Give the number of lines in the records below that include "POCAS". Reply with that number alone.

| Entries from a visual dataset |
* START *

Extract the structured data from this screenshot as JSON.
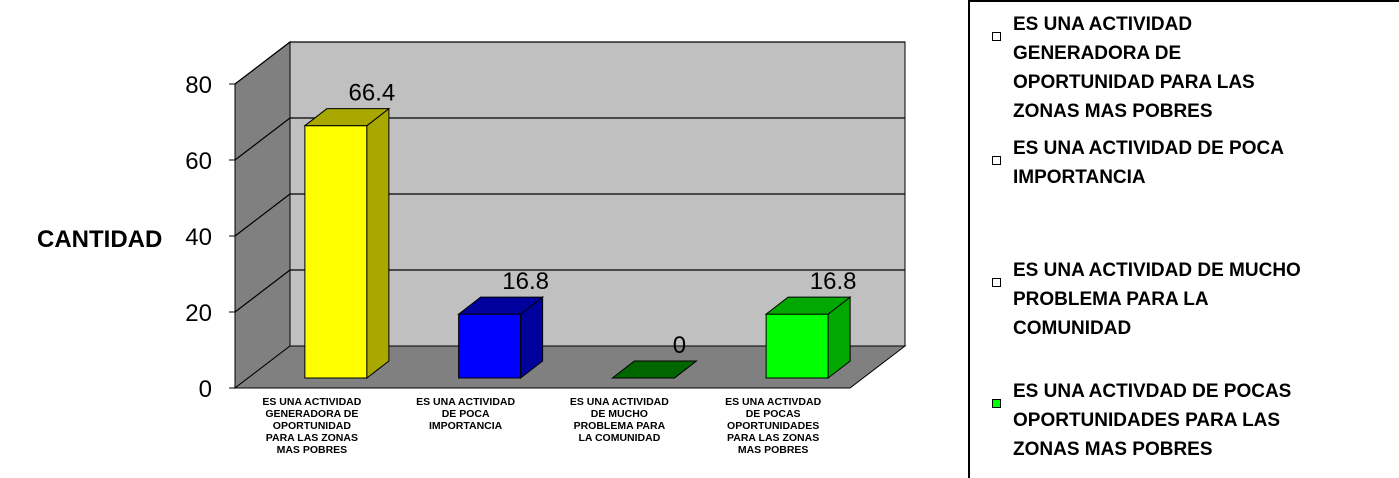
{
  "chart_data": {
    "type": "bar",
    "categories": [
      "ES UNA ACTIVIDAD GENERADORA DE OPORTUNIDAD PARA LAS ZONAS MAS POBRES",
      "ES UNA ACTIVIDAD DE POCA IMPORTANCIA",
      "ES UNA ACTIVIDAD DE MUCHO PROBLEMA PARA LA COMUNIDAD",
      "ES UNA ACTIVDAD DE POCAS OPORTUNIDADES PARA LAS ZONAS MAS POBRES"
    ],
    "category_label_lines": [
      [
        "ES UNA ACTIVIDAD",
        "GENERADORA DE",
        "OPORTUNIDAD",
        "PARA LAS ZONAS",
        "MAS POBRES"
      ],
      [
        "ES UNA ACTIVIDAD",
        "DE POCA",
        "IMPORTANCIA"
      ],
      [
        "ES UNA ACTIVIDAD",
        "DE MUCHO",
        "PROBLEMA PARA",
        "LA COMUNIDAD"
      ],
      [
        "ES UNA ACTIVDAD",
        "DE POCAS",
        "OPORTUNIDADES",
        "PARA LAS ZONAS",
        "MAS POBRES"
      ]
    ],
    "values": [
      66.4,
      16.8,
      0,
      16.8
    ],
    "data_labels": [
      "66.4",
      "16.8",
      "0",
      "16.8"
    ],
    "ylabel": "CANTIDAD",
    "ylim": [
      0,
      80
    ],
    "yticks": [
      "0",
      "20",
      "40",
      "60",
      "80"
    ],
    "grid": true,
    "style": "3d",
    "colors": [
      "#ffff00",
      "#0000ff",
      "#006600",
      "#00ff00"
    ],
    "side_colors": [
      "#a8a800",
      "#00009c",
      "#003300",
      "#00a800"
    ],
    "wall_color": "#c0c0c0",
    "side_wall_color": "#808080",
    "legend_position": "right"
  },
  "legend": {
    "items": [
      {
        "label": "ES UNA ACTIVIDAD GENERADORA DE OPORTUNIDAD PARA LAS ZONAS MAS POBRES",
        "lines": [
          "ES UNA ACTIVIDAD",
          "GENERADORA DE",
          "OPORTUNIDAD PARA LAS",
          "ZONAS MAS POBRES"
        ],
        "swatch_color": "#ffffff"
      },
      {
        "label": "ES UNA ACTIVIDAD DE POCA IMPORTANCIA",
        "lines": [
          "ES UNA ACTIVIDAD DE POCA",
          "IMPORTANCIA"
        ],
        "swatch_color": "#ffffff"
      },
      {
        "label": "ES UNA ACTIVIDAD DE MUCHO PROBLEMA PARA LA COMUNIDAD",
        "lines": [
          "ES UNA ACTIVIDAD DE MUCHO",
          "PROBLEMA PARA LA",
          "COMUNIDAD"
        ],
        "swatch_color": "#ffffff"
      },
      {
        "label": "ES UNA ACTIVDAD DE POCAS OPORTUNIDADES PARA LAS ZONAS MAS POBRES",
        "lines": [
          "ES UNA ACTIVDAD DE POCAS",
          "OPORTUNIDADES PARA LAS",
          "ZONAS MAS POBRES"
        ],
        "swatch_color": "#00ff00"
      }
    ]
  }
}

* END *

| Output for this exercise |
4